### INSTRUCTIONS FOR THE TASK
Turn the rows from the line with "For every button, label, input, icon, or" through the line with "explorer-icon[interactable]: ❐ [15,122,41,146]" into a numbered list, skipping any blank lines. Include only those lines.

### MATERIAL TO PROCESS

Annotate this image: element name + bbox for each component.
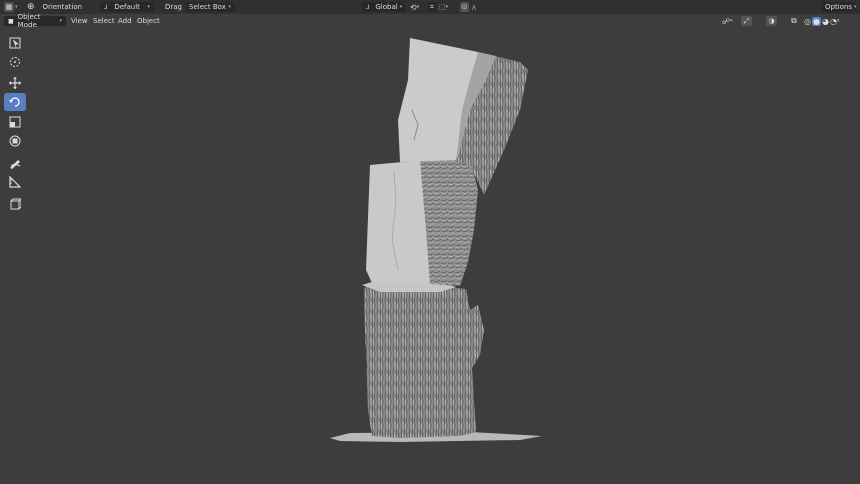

* * *

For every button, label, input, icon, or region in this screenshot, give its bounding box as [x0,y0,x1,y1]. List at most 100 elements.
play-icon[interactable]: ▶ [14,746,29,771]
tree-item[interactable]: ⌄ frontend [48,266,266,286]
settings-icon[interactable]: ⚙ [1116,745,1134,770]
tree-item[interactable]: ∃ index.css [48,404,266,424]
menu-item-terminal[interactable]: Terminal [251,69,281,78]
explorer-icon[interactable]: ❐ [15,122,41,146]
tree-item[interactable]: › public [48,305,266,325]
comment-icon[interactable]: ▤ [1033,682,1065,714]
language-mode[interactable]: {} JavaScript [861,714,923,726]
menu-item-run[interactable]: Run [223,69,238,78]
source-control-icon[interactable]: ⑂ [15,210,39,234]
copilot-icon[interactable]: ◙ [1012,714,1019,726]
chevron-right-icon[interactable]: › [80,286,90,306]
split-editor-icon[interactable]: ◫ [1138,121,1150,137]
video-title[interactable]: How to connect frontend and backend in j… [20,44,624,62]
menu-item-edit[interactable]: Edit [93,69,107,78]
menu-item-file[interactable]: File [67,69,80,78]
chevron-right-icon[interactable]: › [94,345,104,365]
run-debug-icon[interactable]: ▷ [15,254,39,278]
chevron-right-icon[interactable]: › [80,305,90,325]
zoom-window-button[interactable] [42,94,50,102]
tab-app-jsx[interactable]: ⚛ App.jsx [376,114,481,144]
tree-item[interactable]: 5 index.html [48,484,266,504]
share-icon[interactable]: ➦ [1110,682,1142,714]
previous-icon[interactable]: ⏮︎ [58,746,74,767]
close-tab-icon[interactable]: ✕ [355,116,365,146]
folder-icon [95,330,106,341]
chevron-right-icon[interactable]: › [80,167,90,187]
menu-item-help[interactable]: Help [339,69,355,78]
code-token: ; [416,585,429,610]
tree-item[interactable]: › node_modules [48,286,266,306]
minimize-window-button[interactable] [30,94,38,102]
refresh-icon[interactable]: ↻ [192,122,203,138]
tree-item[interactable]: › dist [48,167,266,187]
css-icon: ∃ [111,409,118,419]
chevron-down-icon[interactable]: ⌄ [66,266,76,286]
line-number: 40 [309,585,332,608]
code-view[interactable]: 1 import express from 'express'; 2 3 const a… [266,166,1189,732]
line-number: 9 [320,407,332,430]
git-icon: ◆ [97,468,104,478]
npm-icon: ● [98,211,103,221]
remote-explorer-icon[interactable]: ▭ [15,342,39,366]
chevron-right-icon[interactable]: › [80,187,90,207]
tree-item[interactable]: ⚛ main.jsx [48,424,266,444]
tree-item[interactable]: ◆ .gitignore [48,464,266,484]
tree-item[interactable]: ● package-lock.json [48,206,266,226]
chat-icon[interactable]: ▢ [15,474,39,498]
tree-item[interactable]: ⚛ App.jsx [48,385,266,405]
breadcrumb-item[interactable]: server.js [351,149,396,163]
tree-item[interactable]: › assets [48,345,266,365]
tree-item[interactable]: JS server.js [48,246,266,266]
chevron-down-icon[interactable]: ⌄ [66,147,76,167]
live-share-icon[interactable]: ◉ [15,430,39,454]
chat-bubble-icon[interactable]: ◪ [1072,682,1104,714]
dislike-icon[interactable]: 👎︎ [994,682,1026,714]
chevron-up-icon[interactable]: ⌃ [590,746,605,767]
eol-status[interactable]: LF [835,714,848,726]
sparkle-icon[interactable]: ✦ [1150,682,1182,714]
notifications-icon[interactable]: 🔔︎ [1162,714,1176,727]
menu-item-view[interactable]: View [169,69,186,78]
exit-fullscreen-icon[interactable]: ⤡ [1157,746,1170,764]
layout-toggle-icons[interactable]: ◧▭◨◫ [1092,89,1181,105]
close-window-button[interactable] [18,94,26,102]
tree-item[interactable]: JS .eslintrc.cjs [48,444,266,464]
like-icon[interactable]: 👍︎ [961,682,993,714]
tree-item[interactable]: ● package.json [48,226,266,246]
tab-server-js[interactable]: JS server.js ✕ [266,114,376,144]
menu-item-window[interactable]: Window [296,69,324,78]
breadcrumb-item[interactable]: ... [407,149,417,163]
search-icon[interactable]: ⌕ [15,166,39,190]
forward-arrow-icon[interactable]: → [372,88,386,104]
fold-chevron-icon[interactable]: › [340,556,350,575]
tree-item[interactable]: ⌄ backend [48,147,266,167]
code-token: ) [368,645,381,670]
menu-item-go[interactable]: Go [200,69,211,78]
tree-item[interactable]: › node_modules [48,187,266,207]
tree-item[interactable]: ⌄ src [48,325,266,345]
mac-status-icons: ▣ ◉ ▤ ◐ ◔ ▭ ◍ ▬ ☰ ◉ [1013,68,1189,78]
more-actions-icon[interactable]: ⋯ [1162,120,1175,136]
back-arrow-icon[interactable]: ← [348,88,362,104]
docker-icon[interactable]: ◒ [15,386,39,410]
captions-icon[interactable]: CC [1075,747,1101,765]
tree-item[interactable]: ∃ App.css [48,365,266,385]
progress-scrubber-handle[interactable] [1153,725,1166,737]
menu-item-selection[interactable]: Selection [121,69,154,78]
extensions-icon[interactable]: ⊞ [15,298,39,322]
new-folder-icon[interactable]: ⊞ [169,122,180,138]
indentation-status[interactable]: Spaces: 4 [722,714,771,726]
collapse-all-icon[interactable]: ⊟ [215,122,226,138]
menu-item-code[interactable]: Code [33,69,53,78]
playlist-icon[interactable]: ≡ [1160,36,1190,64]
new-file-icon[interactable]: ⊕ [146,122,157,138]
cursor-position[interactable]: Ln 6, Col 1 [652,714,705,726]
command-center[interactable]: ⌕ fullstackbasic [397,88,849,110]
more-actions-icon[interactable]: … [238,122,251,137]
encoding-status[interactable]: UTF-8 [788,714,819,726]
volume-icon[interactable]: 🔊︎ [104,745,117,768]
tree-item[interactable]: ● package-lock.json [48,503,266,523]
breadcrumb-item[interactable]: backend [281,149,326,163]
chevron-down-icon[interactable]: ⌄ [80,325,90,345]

### SOLUTION FOR THIS EXERCISE
1. For every button, label, input, icon, or region in this screenshot, give its bounding box as [x0,y0,x1,y1]. List at most 100 elements.
2. play-icon[interactable]: ▶ [14,746,29,771]
3. tree-item[interactable]: ⌄ frontend [48,266,266,286]
4. settings-icon[interactable]: ⚙ [1116,745,1134,770]
5. tree-item[interactable]: ∃ index.css [48,404,266,424]
6. menu-item-terminal[interactable]: Terminal [251,69,281,78]
7. explorer-icon[interactable]: ❐ [15,122,41,146]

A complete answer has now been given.